(Beginning of Page excerpt)

This virtual special issue of History Workshop Journal tells the histories of states in their interlocking national, international, local, and archival dimensions, and as political and legal contestations of sovereign power.
Introduction
Jane Caplan and Becky Taylor
The years since the first issue of History Workshop Journal in 1976, coinciding with the fiscal crisis of the welfare state, have seen not so much the dismantling of the bureaucratic-corporatist state as a process of redefinition and restructuring. Despite the ideology of the ‘limited state’, this has enhanced the exertion of state power as much as it has narrowed its perspectives and hollowed out its functions. Powered by the market-driven principles of neoliberal governance and the New Public Management, and accelerated by the collapse of state socialism after 1989, this process has reimagined the relationship between ‘state’ and ‘society’. We have seen the principles of the self-regulating market pervading social and political relations and shrinking the social state into a starveling simulacrum of itself; but at the same time these developments have bloated the centralized apparatus of regulation, policing and security in their broadest sense. Yet in the first half of 2020, the rapid spread of Covid-19 across the globe exposed unforgiving holes in the ideology of the market – facilitated by hyper-mobility, the reluctance of some Western governments (and segments of their populations) to condone pre-emptive restrictions, and the shocking insufficiency of emaciated public institutions to match the scale of the crisis. Suddenly the limitations of the ‘limited state’ seem dangerously obvious.
At the moment, historians have mostly confined themselves to identifying and parsing the historical precedents and contexts for understanding the present crisis – histories of epidemics, economic upheavals, the politics of systemic crisis. Historians’ reckoning with the entanglement of these themes in the Covid-19 crisis will come in due course, and it is a sure bet that the role of the state – indeed, the very identity of the state – will figure prominently in this account.
The present situation offers an opportune moment to consider how the history of the state has featured in HWJ in the past five decades. Given the prominence of the state in post-war life and HWJ’s own socialist credentials, it is surprising that the history of the state was not among the most prominent themes covered by the journal in its early years. Older editors present at collective meetings in the late 1970s and 1980s can remember discussing the puzzling absence of the state in our repertoire of submissions and publications. We believed in principle that class power and class relations were not matters of social and labour history alone, and that the politics of the state as the instrument of class power and locus of contestation deserved just as much attention from radical historians. This seemed especially true at a time when the British central state was simultaneously exerting administrative power and facing democratic pushback under Thatcher and her tory successors – but our article log did not reflect this conviction. As in classical marxist theory itself, ‘the state’ loomed in the background as a necessary presence, but was not itself the star player in radical historians’ research.

(End of Page excerpt)

* [Exercise objective] According to the introduction to the History Workshop Journal special issue, in what year did the journal's first issue appear?

(Beginning of Data section)

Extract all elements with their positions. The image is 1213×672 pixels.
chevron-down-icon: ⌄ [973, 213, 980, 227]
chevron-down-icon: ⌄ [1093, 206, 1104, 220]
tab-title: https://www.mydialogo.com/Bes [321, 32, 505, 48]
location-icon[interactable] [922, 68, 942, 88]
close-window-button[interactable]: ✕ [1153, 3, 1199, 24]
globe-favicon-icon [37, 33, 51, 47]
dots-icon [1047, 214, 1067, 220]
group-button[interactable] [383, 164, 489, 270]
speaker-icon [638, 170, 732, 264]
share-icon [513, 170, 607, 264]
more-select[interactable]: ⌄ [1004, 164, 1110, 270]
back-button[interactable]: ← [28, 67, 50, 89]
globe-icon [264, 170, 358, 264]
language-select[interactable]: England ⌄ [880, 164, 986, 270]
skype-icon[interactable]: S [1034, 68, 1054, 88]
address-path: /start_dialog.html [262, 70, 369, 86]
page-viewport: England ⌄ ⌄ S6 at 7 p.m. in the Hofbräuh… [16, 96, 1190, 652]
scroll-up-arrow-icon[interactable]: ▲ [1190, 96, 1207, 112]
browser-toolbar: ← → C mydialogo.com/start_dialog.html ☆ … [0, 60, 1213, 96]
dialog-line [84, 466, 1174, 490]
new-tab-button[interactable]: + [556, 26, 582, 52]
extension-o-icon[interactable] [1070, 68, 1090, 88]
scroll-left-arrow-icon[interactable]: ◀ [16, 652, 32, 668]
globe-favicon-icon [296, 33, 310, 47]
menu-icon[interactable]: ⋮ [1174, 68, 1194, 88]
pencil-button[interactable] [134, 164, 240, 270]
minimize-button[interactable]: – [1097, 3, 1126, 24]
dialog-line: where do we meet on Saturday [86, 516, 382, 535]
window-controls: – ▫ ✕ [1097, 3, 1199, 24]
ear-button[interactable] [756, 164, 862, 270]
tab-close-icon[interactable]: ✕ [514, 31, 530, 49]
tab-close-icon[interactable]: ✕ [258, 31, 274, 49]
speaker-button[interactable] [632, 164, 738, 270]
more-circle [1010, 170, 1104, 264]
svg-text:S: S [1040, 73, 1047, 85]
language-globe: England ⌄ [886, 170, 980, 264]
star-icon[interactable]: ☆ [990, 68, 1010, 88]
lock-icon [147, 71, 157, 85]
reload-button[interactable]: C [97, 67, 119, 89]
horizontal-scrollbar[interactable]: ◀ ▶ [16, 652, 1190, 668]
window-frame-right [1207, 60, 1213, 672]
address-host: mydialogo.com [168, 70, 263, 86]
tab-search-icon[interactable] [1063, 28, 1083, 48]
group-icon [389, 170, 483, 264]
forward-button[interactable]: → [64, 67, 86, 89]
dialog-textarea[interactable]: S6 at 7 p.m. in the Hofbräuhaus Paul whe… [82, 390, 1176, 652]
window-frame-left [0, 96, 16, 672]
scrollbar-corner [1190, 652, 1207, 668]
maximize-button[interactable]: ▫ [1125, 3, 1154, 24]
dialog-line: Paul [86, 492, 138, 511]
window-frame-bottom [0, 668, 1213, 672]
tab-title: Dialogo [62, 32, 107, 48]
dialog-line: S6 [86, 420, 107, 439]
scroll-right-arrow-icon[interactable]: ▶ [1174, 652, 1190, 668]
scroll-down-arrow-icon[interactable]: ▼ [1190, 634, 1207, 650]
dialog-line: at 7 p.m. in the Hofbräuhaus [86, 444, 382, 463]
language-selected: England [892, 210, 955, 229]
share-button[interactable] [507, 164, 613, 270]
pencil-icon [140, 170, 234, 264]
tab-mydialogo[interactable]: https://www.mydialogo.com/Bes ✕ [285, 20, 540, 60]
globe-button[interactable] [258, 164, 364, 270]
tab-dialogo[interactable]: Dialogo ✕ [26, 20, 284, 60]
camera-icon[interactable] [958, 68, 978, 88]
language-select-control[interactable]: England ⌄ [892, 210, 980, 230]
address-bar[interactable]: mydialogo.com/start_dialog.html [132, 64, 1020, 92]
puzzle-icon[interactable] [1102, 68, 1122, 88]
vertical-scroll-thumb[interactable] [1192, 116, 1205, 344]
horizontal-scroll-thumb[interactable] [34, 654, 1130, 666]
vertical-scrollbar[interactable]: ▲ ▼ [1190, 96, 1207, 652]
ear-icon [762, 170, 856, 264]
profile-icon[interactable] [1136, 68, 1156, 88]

(End of Data section)

* [Result of the task] 1976